■ Exercise task ■
Verbatim output of all the material below is required.

■ Task data ■
▶

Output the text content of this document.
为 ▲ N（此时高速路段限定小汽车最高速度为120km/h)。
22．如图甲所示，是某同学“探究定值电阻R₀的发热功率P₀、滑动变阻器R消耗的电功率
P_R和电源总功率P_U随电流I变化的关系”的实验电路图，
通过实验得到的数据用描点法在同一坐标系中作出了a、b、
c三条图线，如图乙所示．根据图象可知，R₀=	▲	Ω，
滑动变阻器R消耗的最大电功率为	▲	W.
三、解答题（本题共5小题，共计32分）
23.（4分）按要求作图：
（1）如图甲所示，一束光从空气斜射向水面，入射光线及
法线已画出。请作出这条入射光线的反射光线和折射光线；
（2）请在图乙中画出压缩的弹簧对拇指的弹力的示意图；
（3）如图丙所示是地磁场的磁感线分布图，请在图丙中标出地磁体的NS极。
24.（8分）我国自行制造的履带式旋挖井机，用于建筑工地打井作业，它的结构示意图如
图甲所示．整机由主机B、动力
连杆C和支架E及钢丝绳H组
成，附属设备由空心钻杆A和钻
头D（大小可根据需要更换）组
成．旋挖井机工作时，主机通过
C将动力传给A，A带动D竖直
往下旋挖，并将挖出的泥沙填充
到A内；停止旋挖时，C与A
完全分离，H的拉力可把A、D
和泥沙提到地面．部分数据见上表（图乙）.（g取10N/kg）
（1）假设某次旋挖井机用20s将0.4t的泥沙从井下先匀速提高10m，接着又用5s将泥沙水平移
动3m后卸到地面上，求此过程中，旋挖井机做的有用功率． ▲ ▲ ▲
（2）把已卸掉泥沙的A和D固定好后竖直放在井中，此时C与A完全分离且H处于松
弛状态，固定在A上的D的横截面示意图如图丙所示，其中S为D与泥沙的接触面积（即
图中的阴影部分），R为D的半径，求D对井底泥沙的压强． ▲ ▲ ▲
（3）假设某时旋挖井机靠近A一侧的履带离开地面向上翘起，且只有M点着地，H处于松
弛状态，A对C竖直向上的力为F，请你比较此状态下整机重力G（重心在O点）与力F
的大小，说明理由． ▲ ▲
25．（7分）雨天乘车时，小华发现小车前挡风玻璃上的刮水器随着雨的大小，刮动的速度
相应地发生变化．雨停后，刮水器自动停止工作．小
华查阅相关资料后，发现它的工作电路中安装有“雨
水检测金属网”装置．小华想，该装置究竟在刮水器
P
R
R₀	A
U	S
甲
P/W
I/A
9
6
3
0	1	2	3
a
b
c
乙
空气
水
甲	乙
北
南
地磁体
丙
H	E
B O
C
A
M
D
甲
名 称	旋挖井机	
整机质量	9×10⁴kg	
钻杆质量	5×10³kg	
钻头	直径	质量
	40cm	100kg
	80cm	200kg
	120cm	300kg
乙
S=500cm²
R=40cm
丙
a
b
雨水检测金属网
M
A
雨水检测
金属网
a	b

◀

■ Complete response ■
Output the text content of this document.
为 ▲ N（此时高速路段限定小汽车最高速度为120km/h)。
22．如图甲所示，是某同学“探究定值电阻R₀的发热功率P₀、滑动变阻器R消耗的电功率
P_R和电源总功率P_U随电流I变化的关系”的实验电路图，
通过实验得到的数据用描点法在同一坐标系中作出了a、b、
c三条图线，如图乙所示．根据图象可知，R₀=	▲	Ω，
滑动变阻器R消耗的最大电功率为	▲	W.
三、解答题（本题共5小题，共计32分）
23.（4分）按要求作图：
（1）如图甲所示，一束光从空气斜射向水面，入射光线及
法线已画出。请作出这条入射光线的反射光线和折射光线；
（2）请在图乙中画出压缩的弹簧对拇指的弹力的示意图；
（3）如图丙所示是地磁场的磁感线分布图，请在图丙中标出地磁体的NS极。
24.（8分）我国自行制造的履带式旋挖井机，用于建筑工地打井作业，它的结构示意图如
图甲所示．整机由主机B、动力
连杆C和支架E及钢丝绳H组
成，附属设备由空心钻杆A和钻
头D（大小可根据需要更换）组
成．旋挖井机工作时，主机通过
C将动力传给A，A带动D竖直
往下旋挖，并将挖出的泥沙填充
到A内；停止旋挖时，C与A
完全分离，H的拉力可把A、D
和泥沙提到地面．部分数据见上表（图乙）.（g取10N/kg）
（1）假设某次旋挖井机用20s将0.4t的泥沙从井下先匀速提高10m，接着又用5s将泥沙水平移
动3m后卸到地面上，求此过程中，旋挖井机做的有用功率． ▲ ▲ ▲
（2）把已卸掉泥沙的A和D固定好后竖直放在井中，此时C与A完全分离且H处于松
弛状态，固定在A上的D的横截面示意图如图丙所示，其中S为D与泥沙的接触面积（即
图中的阴影部分），R为D的半径，求D对井底泥沙的压强． ▲ ▲ ▲
（3）假设某时旋挖井机靠近A一侧的履带离开地面向上翘起，且只有M点着地，H处于松
弛状态，A对C竖直向上的力为F，请你比较此状态下整机重力G（重心在O点）与力F
的大小，说明理由． ▲ ▲
25．（7分）雨天乘车时，小华发现小车前挡风玻璃上的刮水器随着雨的大小，刮动的速度
相应地发生变化．雨停后，刮水器自动停止工作．小
华查阅相关资料后，发现它的工作电路中安装有“雨
水检测金属网”装置．小华想，该装置究竟在刮水器
P
R
R₀	A
U	S
甲
P/W
I/A
9
6
3
0	1	2	3
a
b
c
乙
空气
水
甲	乙
北
南
地磁体
丙
H	E
B O
C
A
M
D
甲
名 称	旋挖井机	
整机质量	9×10⁴kg	
钻杆质量	5×10³kg	
钻头	直径	质量
	40cm	100kg
	80cm	200kg
	120cm	300kg
乙
S=500cm²
R=40cm
丙
a
b
雨水检测金属网
M
A
雨水检测
金属网
a	b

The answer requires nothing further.